» **Stated problem**
Below are entries; tally how many lines hold the string "чисел" and answer with only that figure.

» **Data lines**
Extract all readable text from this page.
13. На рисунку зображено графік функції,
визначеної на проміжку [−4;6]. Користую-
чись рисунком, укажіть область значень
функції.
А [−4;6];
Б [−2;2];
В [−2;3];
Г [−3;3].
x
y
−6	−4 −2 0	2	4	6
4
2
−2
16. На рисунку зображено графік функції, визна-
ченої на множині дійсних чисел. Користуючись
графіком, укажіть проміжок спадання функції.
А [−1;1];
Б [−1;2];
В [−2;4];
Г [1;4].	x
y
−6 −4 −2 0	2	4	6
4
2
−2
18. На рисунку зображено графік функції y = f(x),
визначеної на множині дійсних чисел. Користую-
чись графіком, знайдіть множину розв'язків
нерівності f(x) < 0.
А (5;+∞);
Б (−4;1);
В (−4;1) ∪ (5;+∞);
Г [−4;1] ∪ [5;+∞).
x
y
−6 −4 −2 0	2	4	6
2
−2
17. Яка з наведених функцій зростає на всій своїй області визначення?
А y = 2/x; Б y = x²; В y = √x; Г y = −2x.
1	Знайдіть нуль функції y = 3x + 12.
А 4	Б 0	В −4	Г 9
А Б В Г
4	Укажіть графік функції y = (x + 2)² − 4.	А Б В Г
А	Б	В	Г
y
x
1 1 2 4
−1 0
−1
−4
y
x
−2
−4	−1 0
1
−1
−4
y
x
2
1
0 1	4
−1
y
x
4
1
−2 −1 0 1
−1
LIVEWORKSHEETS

» **Written response**
2